■ **TRY IT**
Lines containing the word "title" are the ones to copy from the records below.
☆ ☆ ☆ ☆
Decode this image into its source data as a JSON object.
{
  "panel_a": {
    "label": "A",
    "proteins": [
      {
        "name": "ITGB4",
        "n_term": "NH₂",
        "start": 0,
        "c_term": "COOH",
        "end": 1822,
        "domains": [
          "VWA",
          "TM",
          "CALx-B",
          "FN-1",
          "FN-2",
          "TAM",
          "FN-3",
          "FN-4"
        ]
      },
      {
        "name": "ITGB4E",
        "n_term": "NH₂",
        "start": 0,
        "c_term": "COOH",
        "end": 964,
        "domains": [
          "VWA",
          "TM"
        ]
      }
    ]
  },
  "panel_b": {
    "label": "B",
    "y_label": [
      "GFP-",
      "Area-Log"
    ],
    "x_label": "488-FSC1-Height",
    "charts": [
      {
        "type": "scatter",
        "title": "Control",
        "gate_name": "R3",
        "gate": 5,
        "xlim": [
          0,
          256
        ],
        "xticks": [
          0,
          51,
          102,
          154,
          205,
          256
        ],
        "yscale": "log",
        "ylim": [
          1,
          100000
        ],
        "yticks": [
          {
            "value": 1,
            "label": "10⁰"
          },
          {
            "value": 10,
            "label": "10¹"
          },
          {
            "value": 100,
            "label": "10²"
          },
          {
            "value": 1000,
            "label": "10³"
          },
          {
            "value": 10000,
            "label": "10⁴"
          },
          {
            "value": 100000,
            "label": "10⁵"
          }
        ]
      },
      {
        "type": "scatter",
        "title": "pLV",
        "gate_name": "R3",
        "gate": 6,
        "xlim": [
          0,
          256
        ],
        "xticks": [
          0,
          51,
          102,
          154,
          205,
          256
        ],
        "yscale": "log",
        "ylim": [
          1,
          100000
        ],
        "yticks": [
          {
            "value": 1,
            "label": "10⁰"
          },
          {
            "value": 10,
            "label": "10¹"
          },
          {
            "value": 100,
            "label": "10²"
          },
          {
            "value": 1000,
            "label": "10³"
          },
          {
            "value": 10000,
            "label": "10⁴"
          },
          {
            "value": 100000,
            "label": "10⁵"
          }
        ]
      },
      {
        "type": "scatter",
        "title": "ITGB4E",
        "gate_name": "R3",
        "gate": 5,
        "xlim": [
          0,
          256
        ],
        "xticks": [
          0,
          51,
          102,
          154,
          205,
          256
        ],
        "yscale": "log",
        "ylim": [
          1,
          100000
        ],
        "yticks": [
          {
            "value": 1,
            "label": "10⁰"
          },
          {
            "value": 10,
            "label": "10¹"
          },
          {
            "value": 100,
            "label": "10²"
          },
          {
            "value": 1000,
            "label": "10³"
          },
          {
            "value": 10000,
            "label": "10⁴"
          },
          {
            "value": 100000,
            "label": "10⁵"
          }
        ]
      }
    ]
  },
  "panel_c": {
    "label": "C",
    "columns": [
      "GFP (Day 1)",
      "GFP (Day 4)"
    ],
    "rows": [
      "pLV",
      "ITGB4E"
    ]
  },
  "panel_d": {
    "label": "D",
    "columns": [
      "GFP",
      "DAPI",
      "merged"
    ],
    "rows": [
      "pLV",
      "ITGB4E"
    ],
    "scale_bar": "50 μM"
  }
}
☆ ☆ ☆ ☆
■ **SOLUTION FOR THIS PROBLEM**
        "title": "Control",
        "title": "pLV",
        "title": "ITGB4E",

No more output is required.